TASK DETAILS: Select the lines that hold the word "center" and copy each one.

══ TASK INPUTS

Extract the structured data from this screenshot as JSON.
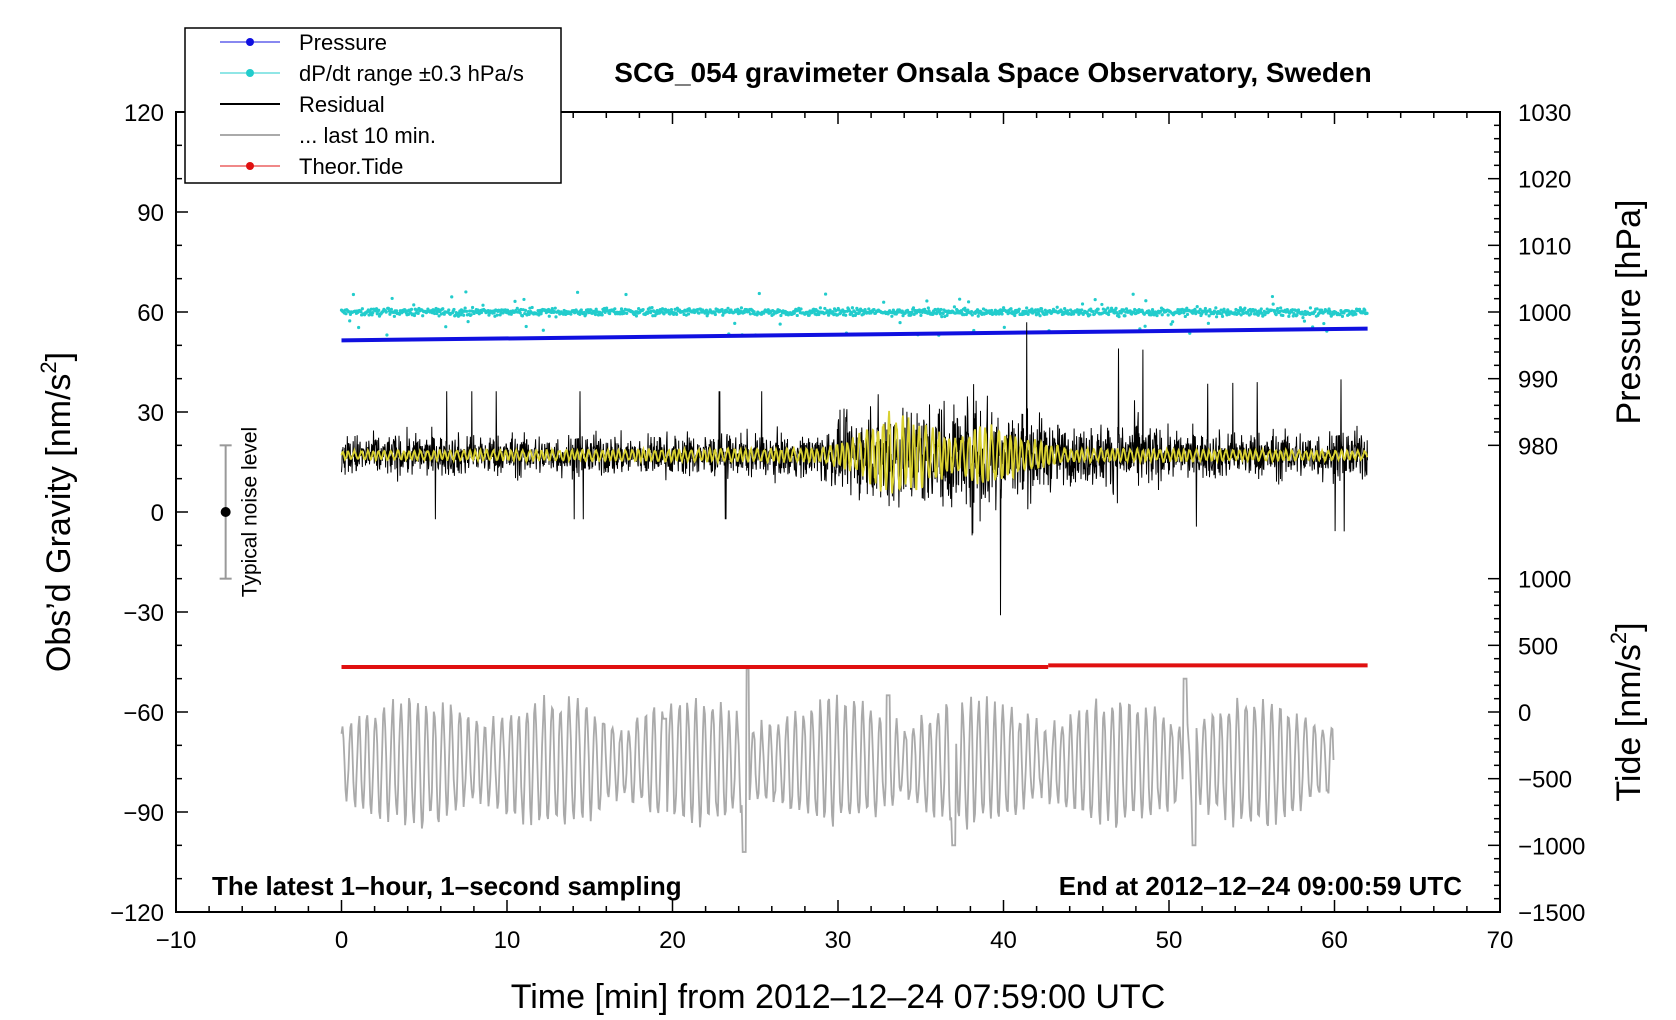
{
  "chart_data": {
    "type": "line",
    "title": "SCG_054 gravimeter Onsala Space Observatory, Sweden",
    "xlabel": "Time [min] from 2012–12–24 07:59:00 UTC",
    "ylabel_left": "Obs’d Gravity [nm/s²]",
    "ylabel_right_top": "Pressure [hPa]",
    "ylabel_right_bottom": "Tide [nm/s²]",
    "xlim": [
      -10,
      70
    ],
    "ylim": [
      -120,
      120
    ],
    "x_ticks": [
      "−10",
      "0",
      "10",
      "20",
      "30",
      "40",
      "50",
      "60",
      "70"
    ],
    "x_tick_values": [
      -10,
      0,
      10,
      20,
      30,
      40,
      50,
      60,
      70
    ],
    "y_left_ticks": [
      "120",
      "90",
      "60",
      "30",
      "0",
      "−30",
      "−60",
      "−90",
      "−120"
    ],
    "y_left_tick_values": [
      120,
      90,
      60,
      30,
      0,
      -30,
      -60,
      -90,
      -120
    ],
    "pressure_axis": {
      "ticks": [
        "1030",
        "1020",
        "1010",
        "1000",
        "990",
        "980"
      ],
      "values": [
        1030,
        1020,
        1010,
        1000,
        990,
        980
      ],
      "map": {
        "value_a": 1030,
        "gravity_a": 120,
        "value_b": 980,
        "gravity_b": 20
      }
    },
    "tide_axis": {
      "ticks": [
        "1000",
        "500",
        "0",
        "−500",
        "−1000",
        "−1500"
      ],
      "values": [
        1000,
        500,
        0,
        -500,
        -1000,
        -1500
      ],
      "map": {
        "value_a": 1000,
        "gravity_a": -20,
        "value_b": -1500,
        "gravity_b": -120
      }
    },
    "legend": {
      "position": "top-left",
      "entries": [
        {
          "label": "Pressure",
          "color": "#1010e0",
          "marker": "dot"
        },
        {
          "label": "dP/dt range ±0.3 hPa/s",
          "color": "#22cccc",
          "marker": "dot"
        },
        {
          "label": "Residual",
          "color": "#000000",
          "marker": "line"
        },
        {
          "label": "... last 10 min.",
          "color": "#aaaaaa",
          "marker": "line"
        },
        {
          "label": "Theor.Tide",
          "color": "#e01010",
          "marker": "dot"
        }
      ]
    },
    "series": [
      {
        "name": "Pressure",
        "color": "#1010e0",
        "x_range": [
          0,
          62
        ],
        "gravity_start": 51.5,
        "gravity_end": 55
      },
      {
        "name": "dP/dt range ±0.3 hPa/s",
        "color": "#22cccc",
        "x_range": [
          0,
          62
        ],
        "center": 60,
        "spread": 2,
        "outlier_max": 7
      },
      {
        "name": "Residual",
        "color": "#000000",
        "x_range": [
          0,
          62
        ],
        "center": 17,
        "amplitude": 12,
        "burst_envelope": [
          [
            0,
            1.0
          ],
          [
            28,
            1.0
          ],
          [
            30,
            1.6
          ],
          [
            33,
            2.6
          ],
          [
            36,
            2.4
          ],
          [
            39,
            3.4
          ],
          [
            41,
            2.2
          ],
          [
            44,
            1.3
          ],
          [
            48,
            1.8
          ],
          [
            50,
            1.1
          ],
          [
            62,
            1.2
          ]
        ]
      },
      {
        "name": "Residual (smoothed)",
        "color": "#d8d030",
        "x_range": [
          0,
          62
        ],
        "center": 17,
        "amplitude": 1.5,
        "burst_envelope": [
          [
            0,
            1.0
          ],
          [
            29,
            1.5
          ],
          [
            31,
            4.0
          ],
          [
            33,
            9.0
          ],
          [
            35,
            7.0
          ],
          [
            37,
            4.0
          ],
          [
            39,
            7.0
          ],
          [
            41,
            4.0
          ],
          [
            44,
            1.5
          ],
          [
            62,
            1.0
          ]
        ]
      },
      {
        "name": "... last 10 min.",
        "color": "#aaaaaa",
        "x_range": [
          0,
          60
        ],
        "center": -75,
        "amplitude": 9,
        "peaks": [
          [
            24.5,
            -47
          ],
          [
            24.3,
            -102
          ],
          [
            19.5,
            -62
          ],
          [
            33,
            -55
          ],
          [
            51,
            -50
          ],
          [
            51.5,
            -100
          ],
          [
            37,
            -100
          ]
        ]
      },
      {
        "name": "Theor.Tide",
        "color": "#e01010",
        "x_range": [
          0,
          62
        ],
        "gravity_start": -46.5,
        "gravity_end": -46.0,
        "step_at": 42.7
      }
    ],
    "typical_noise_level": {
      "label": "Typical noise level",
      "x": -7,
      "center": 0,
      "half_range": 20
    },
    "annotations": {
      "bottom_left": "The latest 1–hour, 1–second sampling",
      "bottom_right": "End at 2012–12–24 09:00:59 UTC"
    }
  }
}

════
══ TASK INPUTS

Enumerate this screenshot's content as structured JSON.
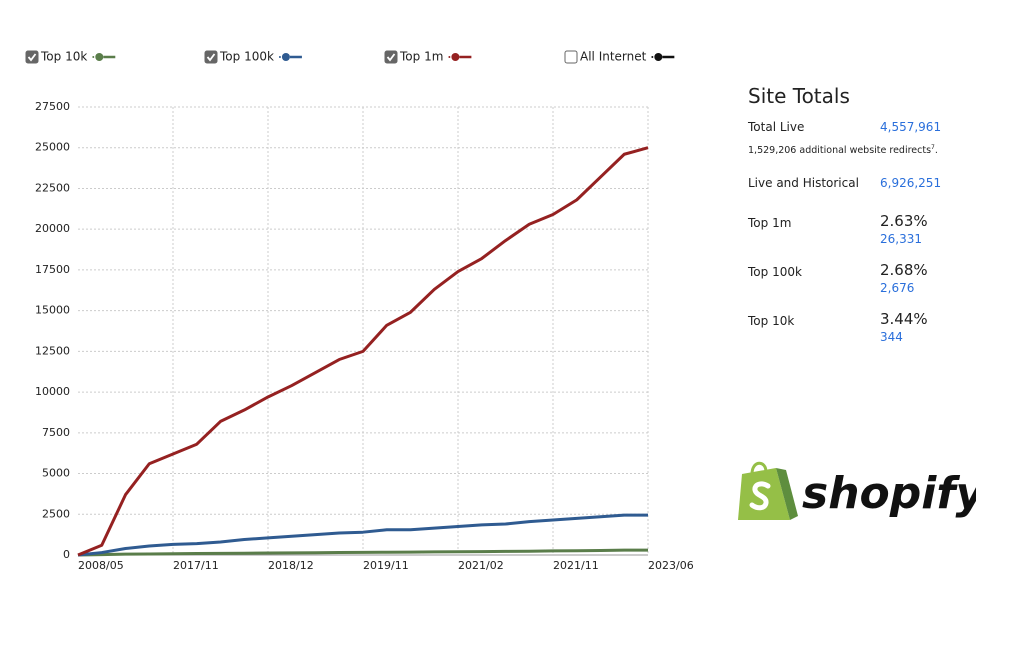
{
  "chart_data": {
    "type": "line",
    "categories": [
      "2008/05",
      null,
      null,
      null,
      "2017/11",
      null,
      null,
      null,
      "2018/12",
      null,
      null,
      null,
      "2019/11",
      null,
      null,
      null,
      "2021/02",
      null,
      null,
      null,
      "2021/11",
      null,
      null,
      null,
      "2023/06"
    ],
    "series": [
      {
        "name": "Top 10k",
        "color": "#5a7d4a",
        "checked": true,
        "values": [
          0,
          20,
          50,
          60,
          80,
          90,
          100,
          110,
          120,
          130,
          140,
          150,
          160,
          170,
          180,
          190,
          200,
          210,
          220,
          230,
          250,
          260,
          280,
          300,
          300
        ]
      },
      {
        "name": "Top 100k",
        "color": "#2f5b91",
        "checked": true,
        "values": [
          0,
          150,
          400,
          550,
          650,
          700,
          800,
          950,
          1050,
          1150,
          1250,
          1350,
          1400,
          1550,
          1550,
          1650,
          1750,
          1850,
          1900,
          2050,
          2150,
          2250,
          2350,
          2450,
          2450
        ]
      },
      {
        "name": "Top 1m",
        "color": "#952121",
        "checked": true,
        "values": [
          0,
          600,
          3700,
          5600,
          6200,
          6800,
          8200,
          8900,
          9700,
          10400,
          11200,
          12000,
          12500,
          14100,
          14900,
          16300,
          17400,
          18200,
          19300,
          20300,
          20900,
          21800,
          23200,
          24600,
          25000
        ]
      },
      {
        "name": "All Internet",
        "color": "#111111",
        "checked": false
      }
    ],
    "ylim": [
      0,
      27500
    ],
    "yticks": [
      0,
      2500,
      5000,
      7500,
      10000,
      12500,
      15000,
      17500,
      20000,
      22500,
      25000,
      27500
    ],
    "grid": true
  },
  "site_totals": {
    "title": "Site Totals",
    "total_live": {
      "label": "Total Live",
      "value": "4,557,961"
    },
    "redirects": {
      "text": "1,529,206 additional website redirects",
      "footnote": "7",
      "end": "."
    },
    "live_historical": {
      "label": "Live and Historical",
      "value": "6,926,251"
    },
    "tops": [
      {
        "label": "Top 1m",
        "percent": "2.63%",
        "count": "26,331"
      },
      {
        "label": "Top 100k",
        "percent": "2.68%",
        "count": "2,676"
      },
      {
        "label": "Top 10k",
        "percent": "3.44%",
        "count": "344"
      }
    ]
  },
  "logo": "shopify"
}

════
══ TASK INPUTS

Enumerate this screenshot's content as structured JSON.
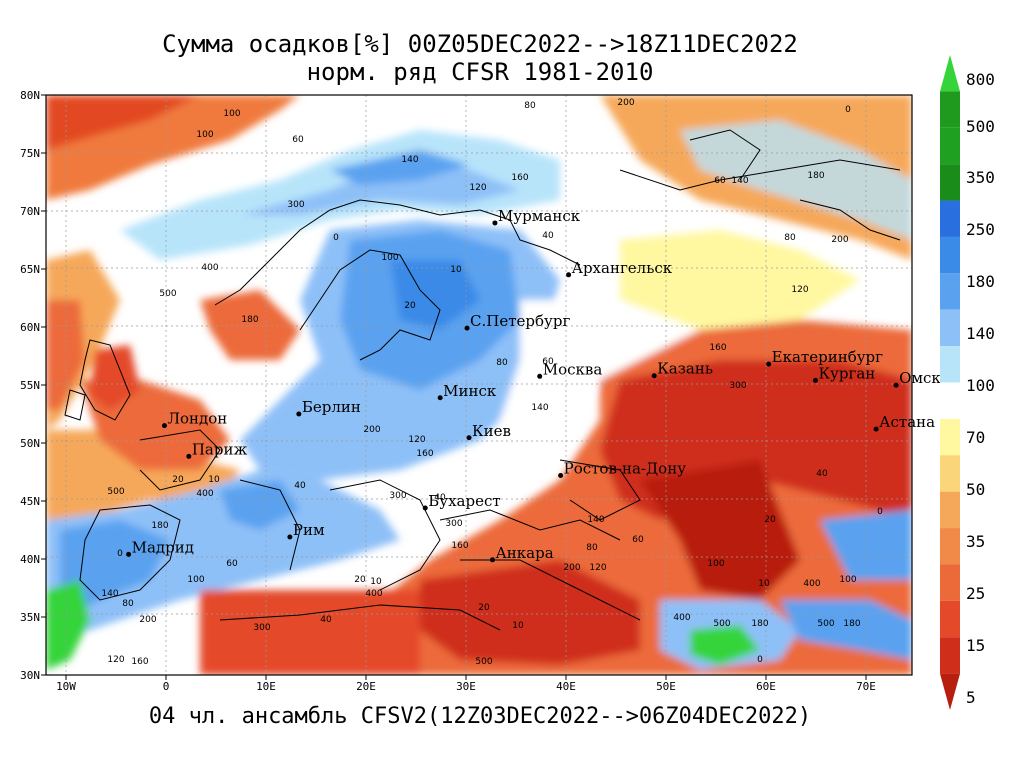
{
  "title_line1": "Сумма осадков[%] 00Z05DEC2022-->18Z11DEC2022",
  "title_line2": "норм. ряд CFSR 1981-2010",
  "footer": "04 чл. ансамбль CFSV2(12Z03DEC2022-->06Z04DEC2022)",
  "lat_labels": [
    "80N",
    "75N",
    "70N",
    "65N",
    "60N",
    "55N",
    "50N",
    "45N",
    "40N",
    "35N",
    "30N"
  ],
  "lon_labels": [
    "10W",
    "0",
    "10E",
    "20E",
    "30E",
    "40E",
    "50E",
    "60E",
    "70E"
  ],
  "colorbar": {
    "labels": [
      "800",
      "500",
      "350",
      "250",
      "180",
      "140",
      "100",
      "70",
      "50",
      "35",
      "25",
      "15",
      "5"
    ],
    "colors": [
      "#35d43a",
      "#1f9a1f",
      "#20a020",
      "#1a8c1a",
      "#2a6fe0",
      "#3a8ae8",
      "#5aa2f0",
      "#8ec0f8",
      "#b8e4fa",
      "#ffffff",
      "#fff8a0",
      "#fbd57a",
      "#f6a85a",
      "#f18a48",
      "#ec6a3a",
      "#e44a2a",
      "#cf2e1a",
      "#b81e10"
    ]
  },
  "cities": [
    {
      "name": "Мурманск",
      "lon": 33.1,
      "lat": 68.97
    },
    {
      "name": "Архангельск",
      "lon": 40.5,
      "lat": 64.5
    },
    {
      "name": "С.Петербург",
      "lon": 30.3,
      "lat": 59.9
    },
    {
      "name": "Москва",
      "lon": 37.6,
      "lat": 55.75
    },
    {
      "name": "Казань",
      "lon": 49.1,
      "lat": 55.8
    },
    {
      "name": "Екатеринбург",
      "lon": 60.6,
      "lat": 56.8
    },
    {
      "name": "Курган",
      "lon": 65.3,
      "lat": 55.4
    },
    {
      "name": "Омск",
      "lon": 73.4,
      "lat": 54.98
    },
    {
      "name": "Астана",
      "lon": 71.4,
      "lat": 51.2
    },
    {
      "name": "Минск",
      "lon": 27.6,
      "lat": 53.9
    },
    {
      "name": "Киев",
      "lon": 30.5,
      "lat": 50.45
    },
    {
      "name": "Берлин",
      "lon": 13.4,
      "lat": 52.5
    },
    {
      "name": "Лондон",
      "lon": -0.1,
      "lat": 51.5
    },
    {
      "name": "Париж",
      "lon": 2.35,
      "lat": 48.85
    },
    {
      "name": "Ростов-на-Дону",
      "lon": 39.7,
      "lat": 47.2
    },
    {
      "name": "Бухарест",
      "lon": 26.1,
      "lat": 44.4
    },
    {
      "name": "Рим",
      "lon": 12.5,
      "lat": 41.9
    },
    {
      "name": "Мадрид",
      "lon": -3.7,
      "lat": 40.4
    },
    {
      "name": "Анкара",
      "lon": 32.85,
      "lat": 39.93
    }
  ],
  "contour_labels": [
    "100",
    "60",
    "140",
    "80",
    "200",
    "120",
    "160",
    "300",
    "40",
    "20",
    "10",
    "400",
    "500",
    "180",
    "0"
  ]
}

════

TASK RESPONSE:
        "center": 60,
        "center": 17,
        "center": 17,
        "center": -75,
      "center": 0,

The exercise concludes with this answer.